───── Dataset extract ─────

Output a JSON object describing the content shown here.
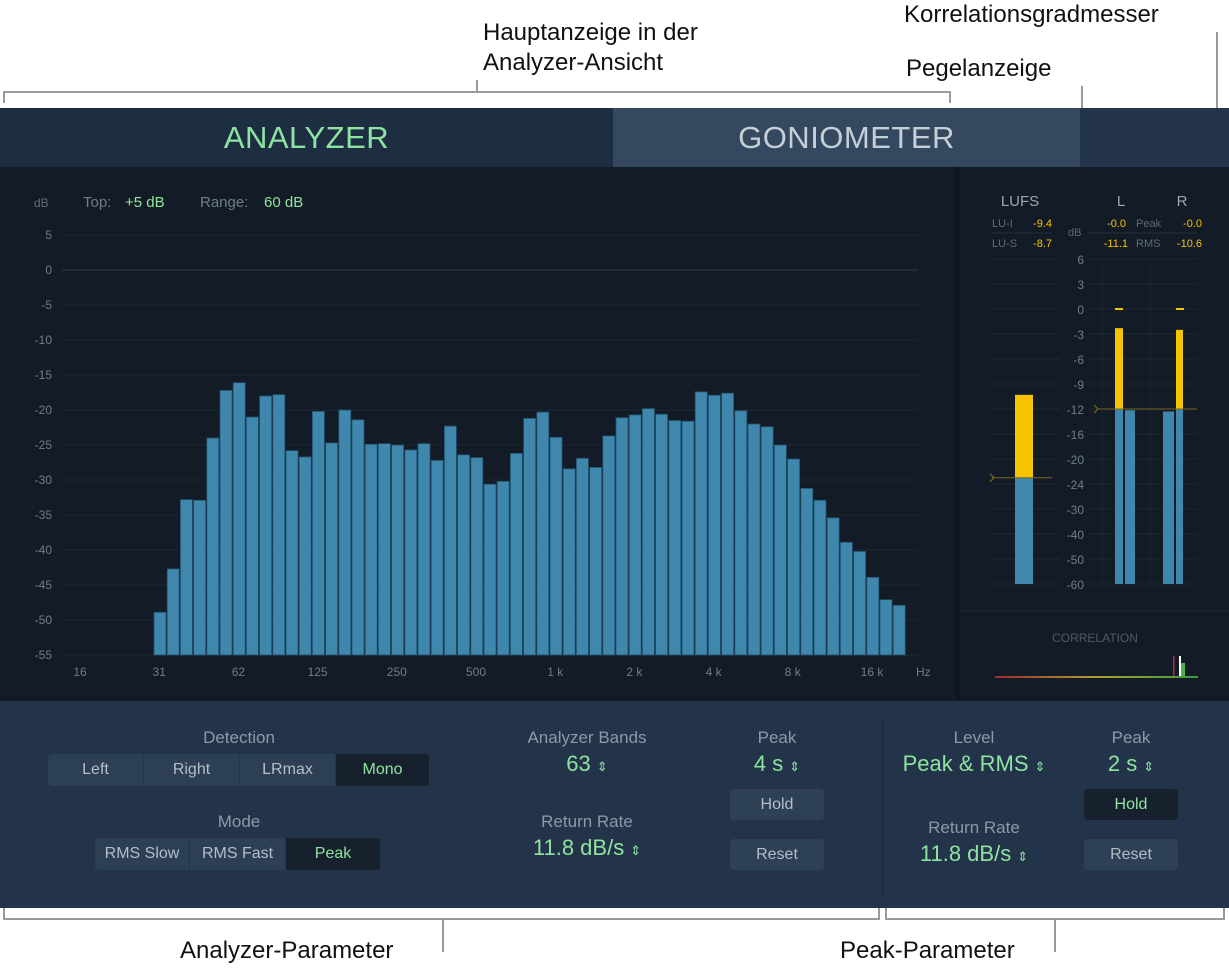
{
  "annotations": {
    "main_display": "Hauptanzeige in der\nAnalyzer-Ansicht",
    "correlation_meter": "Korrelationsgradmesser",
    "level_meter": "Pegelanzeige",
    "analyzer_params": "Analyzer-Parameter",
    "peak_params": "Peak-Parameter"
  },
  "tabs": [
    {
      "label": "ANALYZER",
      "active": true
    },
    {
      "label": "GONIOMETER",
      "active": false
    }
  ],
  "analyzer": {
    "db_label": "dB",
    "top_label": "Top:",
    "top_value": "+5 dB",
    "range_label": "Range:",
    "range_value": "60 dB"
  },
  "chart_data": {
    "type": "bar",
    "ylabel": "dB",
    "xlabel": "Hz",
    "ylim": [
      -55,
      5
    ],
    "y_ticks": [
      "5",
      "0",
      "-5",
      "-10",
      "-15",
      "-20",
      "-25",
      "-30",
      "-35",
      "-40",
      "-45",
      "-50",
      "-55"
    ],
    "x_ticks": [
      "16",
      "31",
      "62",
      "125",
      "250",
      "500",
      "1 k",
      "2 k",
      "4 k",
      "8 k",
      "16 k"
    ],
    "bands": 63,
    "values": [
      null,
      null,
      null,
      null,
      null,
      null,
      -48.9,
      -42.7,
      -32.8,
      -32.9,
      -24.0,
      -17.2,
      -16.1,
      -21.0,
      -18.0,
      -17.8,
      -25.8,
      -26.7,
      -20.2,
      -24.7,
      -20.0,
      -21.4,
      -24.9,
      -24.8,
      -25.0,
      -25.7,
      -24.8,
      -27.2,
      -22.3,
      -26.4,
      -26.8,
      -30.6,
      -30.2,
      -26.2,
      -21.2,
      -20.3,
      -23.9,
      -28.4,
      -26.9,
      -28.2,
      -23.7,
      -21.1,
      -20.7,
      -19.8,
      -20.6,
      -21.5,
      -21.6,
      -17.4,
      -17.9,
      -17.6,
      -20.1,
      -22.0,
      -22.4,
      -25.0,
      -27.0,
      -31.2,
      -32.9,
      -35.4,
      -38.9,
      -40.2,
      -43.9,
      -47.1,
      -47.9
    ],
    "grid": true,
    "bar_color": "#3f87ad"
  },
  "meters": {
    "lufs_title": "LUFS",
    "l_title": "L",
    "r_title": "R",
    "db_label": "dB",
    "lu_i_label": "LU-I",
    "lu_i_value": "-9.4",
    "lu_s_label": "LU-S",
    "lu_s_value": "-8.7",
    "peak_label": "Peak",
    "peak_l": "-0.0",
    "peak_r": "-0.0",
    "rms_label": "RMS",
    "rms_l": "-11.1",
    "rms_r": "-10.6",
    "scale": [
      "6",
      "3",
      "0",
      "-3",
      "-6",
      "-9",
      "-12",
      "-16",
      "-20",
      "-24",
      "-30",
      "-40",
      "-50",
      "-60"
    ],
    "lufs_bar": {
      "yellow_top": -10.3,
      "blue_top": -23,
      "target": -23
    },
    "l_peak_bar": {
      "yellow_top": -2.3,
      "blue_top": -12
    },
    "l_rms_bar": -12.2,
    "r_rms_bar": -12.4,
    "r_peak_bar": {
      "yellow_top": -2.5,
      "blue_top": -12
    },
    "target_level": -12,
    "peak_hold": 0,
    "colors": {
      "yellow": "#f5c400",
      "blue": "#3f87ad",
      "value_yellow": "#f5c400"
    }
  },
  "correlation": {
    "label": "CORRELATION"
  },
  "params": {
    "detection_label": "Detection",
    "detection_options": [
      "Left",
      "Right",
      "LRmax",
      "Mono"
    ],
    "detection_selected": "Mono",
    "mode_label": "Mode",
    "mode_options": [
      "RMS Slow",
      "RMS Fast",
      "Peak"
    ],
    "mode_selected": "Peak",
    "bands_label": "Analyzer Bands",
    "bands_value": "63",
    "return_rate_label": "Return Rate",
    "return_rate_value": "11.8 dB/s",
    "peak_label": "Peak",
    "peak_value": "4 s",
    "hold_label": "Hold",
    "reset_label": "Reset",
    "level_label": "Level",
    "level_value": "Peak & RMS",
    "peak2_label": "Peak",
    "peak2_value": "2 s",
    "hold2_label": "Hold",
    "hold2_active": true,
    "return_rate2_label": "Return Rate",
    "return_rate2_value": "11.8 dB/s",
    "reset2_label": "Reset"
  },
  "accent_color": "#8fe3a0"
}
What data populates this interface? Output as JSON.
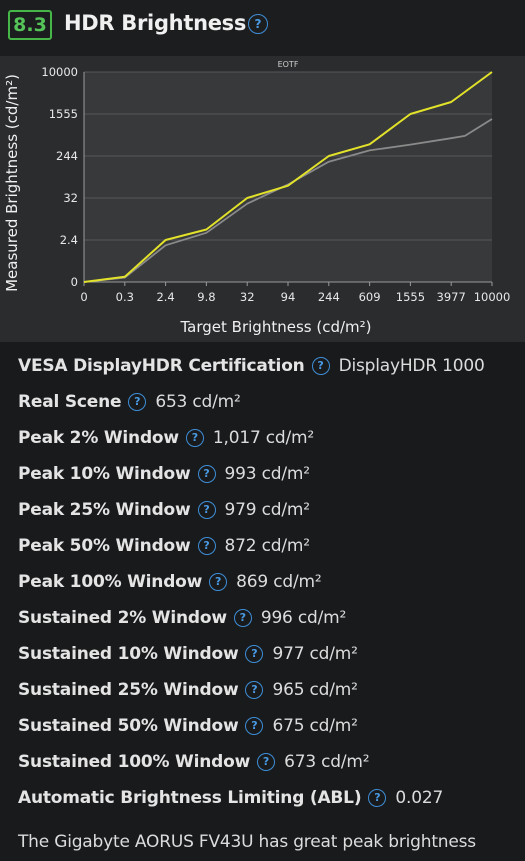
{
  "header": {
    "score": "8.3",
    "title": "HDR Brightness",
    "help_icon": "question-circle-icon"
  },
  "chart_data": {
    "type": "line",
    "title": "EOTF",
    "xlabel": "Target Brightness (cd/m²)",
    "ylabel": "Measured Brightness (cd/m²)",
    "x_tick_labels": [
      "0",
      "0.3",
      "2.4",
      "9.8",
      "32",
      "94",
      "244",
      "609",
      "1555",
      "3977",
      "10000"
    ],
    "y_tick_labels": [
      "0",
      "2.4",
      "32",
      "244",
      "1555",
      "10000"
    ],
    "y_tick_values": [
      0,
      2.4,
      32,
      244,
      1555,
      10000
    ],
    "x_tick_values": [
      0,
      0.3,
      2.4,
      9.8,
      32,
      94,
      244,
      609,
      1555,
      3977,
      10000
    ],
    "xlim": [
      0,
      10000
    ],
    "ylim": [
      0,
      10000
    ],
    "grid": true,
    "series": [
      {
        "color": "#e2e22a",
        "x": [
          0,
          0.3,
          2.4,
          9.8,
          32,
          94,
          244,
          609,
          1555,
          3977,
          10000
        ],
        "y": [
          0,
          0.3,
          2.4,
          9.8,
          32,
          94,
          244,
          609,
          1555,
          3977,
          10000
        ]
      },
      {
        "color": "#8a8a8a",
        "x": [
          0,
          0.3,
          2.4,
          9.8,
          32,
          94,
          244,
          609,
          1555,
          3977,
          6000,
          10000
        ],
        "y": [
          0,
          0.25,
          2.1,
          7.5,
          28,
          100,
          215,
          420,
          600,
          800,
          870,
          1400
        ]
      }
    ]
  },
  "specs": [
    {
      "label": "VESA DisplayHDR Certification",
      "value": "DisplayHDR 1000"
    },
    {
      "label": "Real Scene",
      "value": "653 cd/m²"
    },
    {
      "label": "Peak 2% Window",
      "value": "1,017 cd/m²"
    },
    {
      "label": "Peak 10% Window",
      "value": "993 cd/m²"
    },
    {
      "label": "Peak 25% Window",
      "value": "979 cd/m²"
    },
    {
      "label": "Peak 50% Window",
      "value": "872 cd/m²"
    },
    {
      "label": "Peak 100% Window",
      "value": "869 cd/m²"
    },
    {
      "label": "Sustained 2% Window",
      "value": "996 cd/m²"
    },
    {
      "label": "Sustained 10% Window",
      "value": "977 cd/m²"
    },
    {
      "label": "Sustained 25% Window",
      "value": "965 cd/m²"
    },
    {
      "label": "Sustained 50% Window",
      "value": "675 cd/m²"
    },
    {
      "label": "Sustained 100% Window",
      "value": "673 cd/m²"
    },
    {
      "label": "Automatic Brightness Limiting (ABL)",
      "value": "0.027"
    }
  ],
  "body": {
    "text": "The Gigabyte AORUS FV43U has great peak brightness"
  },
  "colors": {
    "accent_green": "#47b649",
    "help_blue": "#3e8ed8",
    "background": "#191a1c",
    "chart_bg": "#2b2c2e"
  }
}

─────

From the material above, count the lines that include "true" and give only the total.

→ Output
4